== Task goal ==
Search the listing below for the string "image" and show each line that contains it.
>> start Provided information
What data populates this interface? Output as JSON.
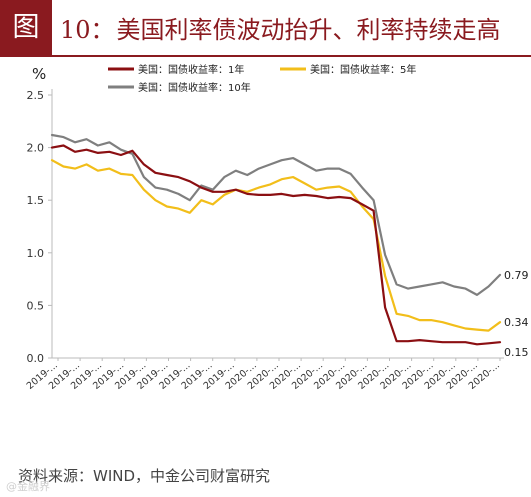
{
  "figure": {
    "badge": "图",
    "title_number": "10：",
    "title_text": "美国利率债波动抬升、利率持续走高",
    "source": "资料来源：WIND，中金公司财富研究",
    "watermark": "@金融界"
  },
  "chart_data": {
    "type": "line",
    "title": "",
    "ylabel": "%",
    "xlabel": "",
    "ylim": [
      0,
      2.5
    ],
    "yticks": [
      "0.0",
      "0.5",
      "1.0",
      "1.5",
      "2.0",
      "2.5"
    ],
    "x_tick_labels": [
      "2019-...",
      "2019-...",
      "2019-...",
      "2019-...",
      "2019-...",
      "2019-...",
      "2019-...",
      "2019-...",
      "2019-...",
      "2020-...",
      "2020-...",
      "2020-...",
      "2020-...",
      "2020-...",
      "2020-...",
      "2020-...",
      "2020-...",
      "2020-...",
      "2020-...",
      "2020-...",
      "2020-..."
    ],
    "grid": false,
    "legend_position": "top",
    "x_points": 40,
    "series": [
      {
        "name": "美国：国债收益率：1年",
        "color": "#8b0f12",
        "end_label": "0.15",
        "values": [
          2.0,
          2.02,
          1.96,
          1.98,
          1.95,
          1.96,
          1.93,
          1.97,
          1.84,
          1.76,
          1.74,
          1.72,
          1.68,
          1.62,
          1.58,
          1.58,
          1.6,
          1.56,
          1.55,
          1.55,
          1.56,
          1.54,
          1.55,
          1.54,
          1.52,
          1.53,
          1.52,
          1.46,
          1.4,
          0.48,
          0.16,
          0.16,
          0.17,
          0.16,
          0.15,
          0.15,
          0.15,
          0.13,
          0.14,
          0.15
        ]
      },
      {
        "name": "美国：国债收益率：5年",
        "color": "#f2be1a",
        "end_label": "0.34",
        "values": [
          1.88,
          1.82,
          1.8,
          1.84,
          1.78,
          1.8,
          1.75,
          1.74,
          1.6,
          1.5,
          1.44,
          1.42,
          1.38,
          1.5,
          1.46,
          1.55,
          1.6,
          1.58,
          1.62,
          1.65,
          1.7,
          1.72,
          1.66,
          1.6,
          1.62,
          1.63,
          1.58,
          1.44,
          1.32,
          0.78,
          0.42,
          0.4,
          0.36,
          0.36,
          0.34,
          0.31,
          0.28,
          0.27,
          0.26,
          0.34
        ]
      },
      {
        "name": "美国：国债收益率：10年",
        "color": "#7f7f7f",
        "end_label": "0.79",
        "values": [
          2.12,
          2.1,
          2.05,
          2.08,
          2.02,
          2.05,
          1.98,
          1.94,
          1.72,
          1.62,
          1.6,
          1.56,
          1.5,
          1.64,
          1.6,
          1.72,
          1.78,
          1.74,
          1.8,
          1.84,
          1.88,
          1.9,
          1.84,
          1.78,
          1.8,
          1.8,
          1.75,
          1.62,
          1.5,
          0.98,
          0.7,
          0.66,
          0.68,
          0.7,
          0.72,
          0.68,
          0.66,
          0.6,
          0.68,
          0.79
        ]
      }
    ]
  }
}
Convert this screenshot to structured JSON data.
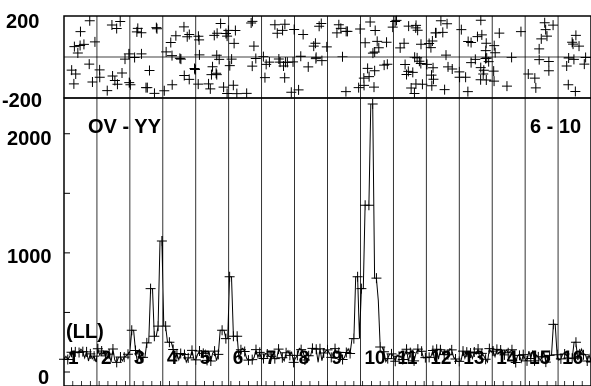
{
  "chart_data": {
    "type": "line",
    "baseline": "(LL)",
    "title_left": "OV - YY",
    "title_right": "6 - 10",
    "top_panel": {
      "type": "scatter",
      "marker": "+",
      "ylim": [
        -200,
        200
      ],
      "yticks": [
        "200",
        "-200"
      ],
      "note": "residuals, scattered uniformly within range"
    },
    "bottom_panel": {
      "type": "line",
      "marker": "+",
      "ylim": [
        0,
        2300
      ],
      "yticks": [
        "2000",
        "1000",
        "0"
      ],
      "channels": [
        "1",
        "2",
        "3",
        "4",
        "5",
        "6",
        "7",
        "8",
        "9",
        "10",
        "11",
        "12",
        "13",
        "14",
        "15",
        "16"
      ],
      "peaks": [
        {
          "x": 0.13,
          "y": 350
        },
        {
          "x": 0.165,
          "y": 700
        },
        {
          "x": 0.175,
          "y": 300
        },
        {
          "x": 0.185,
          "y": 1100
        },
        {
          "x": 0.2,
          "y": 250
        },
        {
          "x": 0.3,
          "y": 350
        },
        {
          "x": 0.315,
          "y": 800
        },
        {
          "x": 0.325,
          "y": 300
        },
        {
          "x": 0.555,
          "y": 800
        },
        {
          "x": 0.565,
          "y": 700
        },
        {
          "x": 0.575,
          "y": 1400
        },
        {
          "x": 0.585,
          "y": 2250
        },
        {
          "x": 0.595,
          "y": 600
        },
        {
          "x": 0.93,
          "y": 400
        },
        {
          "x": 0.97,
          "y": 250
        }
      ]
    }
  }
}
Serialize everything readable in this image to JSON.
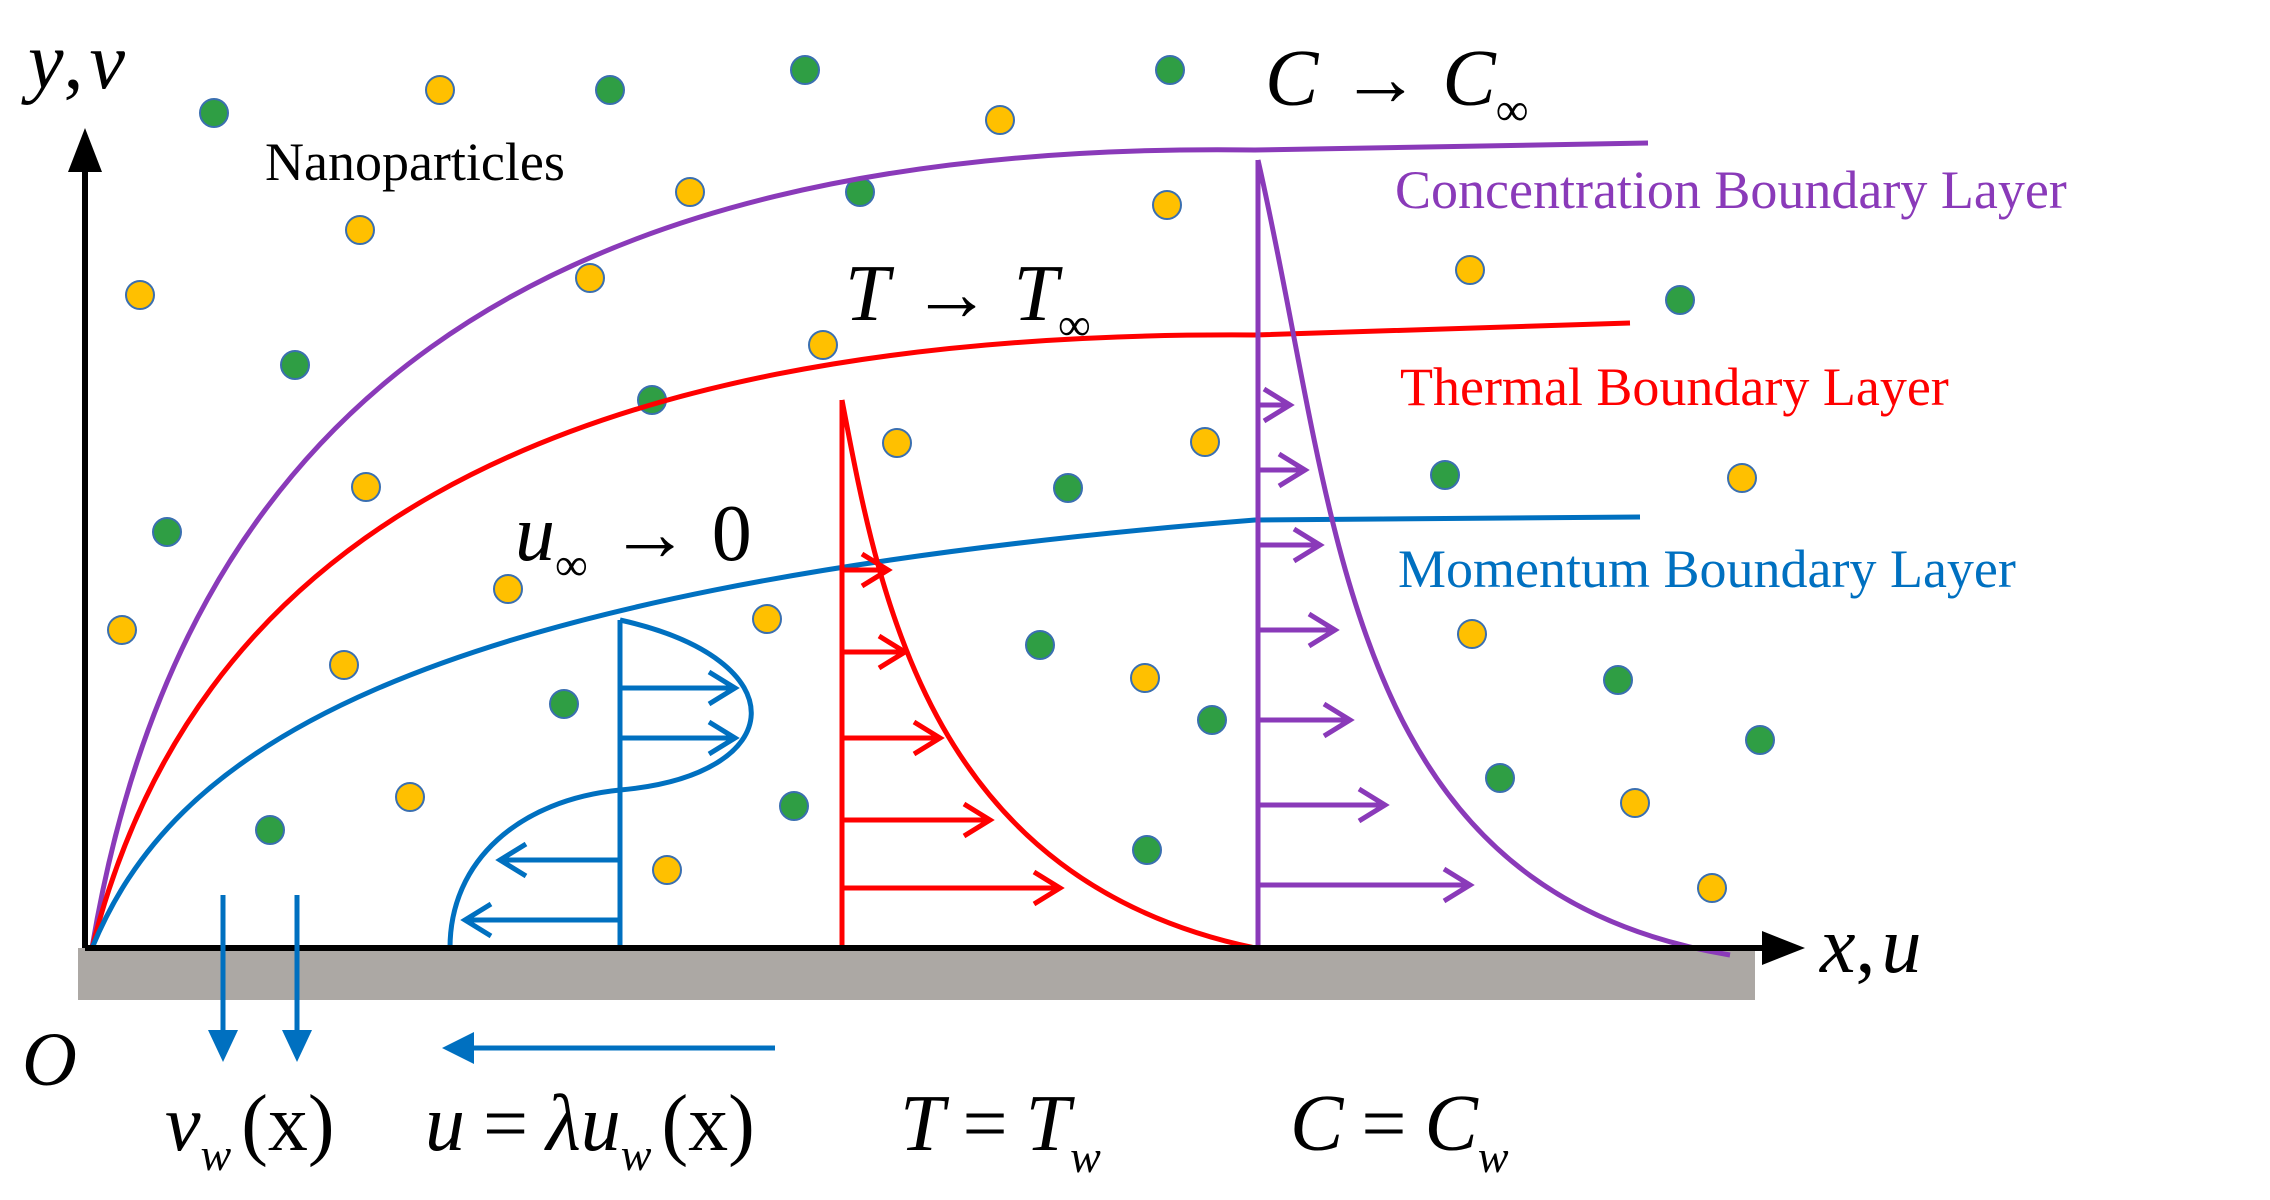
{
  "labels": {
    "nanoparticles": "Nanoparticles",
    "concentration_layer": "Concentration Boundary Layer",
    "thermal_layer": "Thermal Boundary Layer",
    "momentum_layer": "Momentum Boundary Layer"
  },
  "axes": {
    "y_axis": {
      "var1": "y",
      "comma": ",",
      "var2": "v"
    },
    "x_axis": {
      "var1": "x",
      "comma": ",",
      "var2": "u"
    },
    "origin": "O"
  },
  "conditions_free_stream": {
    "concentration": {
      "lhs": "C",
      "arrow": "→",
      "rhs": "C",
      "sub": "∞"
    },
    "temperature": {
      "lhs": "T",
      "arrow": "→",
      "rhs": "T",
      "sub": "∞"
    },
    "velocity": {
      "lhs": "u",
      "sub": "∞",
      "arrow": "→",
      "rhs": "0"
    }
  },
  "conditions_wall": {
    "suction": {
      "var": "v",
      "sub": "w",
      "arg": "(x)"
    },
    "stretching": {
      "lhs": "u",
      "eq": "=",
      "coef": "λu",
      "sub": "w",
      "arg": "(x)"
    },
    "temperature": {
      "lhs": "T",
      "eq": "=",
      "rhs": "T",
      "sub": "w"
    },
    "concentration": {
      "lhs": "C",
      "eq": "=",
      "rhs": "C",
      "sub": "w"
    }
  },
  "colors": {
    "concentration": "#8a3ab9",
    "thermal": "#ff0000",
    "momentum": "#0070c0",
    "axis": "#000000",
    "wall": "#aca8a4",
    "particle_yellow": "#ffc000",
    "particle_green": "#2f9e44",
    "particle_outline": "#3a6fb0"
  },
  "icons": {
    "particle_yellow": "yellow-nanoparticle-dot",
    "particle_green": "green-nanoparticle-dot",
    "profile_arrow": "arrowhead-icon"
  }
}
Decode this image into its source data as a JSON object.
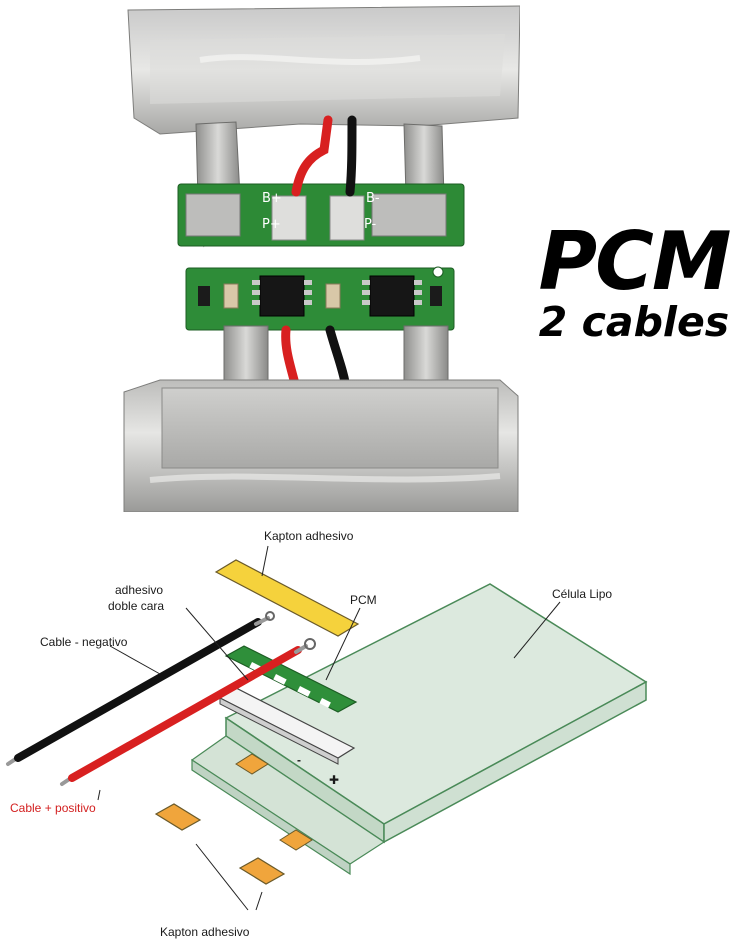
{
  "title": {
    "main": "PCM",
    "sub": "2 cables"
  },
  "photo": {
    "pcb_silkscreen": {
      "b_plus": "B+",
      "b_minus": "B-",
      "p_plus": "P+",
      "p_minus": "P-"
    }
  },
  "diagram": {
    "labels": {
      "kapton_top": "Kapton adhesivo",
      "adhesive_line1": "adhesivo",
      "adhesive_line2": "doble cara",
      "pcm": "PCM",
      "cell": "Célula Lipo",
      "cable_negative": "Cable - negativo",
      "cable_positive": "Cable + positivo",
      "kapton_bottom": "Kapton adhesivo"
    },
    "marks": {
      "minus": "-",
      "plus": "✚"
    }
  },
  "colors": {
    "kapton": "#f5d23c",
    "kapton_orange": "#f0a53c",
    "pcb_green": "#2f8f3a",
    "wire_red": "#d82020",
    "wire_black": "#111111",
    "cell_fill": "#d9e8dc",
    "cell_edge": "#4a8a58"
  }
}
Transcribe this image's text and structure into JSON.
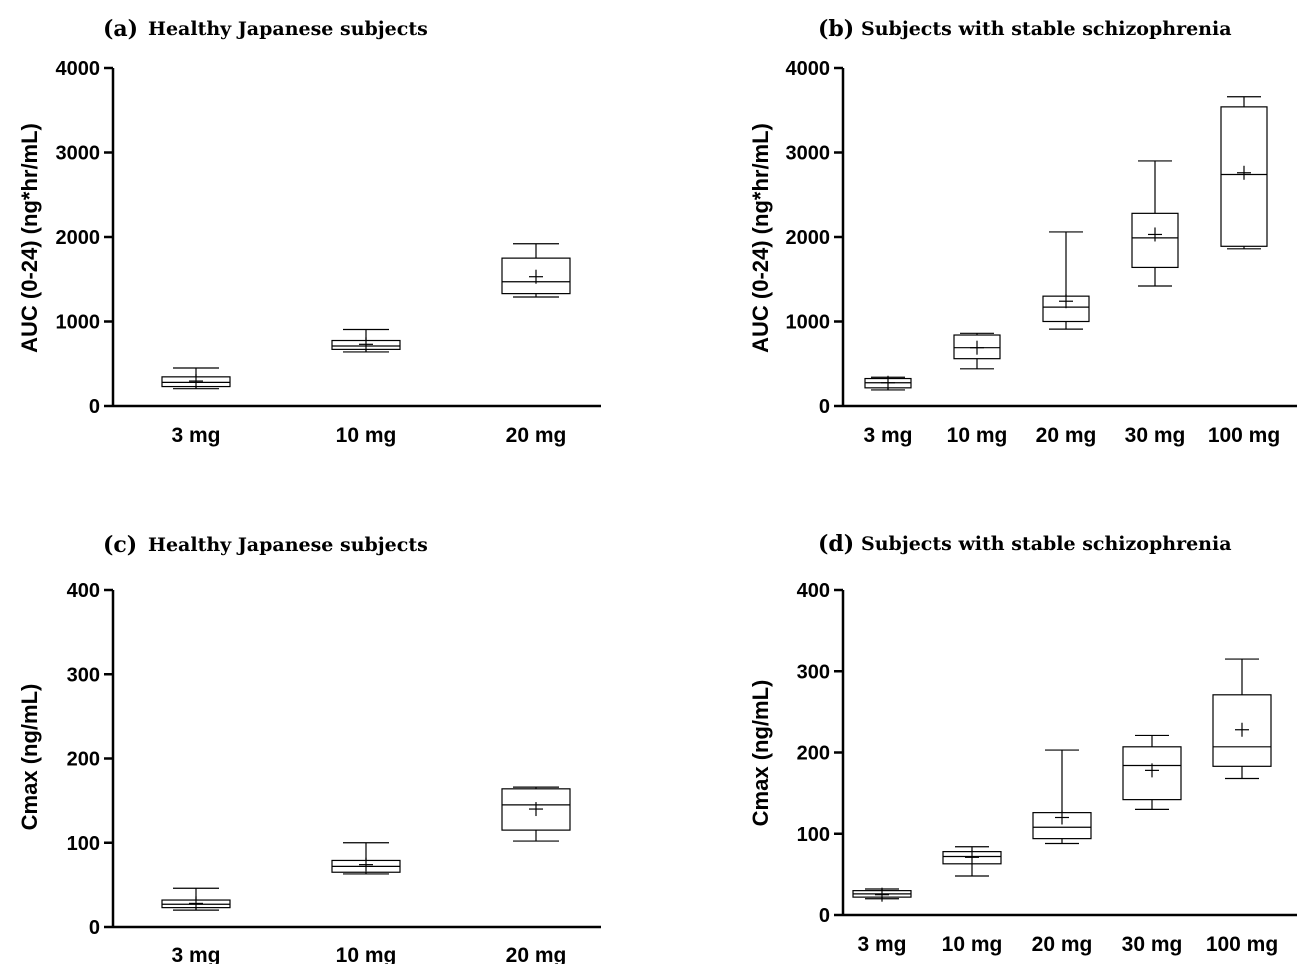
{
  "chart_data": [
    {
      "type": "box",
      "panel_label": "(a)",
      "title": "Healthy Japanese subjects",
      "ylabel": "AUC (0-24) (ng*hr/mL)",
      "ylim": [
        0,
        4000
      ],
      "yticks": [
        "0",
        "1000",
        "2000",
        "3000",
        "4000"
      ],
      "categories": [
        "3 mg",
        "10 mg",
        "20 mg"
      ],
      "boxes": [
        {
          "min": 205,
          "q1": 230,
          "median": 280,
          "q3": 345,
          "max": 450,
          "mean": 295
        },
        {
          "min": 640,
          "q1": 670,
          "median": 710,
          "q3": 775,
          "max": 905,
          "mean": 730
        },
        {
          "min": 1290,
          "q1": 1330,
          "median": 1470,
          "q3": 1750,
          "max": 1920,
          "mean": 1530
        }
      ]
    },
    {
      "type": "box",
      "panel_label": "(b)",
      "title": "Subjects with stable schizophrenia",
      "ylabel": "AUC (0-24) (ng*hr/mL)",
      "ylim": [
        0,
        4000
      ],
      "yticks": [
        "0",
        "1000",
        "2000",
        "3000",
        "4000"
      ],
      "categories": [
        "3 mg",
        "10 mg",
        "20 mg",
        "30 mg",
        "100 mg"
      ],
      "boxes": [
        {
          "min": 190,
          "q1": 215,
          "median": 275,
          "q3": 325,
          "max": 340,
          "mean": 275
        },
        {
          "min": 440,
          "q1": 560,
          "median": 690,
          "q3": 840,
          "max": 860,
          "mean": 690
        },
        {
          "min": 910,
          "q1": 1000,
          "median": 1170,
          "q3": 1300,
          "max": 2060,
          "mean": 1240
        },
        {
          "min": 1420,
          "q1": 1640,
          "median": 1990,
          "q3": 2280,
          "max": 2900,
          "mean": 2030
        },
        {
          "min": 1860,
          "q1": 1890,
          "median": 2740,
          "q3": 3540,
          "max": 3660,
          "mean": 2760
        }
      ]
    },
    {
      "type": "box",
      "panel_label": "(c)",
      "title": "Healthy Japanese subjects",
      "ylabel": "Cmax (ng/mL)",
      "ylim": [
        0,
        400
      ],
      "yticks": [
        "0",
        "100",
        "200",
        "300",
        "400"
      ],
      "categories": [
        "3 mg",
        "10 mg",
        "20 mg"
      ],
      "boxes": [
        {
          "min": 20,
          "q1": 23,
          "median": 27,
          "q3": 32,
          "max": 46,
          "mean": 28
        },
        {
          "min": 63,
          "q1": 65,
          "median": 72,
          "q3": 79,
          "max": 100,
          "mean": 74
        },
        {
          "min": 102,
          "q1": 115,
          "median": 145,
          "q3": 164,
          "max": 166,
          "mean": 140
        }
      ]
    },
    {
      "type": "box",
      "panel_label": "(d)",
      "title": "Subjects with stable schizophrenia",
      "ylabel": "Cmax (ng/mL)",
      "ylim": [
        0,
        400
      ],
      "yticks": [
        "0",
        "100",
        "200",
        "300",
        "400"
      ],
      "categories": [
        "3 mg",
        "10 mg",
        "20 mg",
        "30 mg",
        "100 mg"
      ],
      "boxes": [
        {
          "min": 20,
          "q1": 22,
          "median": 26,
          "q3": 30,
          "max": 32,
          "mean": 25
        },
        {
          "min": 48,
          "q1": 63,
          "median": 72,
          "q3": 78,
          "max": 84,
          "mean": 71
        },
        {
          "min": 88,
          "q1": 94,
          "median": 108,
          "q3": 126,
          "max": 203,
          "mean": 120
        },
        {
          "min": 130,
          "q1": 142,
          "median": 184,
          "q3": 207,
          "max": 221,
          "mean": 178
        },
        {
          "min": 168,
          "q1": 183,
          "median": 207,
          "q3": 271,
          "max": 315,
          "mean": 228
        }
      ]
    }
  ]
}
>> end Provided information
== Answer to the exercise ==
Serialize everything readable in this image to JSON.
Decode this image into its source data as a JSON object.
Transcribe this image's text and structure into JSON.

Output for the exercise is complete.